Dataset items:
▬▬▬▬▬▬

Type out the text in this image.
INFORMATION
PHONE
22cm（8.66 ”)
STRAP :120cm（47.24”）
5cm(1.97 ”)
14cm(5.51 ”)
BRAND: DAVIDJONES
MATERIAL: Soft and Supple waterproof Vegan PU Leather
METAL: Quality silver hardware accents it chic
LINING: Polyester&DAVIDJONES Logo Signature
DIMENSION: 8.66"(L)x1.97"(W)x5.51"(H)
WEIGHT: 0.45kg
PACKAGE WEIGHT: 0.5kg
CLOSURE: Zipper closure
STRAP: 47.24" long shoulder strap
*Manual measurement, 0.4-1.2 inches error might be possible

▬▬▬▬▬▬

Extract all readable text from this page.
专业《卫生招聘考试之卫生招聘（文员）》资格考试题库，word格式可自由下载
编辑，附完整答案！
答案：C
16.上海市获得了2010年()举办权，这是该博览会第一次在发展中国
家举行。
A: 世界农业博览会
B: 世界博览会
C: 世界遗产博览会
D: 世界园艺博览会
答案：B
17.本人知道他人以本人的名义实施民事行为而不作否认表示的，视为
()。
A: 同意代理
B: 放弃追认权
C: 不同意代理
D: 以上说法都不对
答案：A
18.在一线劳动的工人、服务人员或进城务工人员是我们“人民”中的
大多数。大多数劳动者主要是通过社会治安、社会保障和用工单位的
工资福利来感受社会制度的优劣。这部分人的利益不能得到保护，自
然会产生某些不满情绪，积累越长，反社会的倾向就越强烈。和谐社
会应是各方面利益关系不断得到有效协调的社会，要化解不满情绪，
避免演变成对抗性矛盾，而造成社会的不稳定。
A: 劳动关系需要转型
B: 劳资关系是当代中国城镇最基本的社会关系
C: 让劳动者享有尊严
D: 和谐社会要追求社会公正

▬▬▬▬▬▬

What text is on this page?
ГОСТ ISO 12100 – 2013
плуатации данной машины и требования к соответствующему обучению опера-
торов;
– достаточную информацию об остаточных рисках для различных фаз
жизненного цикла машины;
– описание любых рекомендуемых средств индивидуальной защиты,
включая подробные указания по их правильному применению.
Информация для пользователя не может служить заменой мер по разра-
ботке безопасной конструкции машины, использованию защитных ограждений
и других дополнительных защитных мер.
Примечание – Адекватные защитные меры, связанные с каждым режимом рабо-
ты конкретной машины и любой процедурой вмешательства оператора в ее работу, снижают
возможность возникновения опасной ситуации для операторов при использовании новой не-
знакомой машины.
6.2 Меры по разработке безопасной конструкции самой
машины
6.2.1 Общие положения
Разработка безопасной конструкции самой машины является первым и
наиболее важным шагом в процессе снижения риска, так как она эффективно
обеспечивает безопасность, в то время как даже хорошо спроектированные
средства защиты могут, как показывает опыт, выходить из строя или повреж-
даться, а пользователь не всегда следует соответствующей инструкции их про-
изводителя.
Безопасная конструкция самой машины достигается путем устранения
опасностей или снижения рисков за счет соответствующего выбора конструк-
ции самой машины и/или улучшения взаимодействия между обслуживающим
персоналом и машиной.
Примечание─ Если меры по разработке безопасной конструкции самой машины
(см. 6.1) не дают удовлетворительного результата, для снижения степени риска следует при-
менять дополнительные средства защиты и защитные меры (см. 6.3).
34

▬▬▬▬▬▬

■ **Short exercise**: Pull out every line containing "Примечание".

■ **Output for this exercise**:
Примечание – Адекватные защитные меры, связанные с каждым режимом рабо-
Примечание─ Если меры по разработке безопасной конструкции самой машины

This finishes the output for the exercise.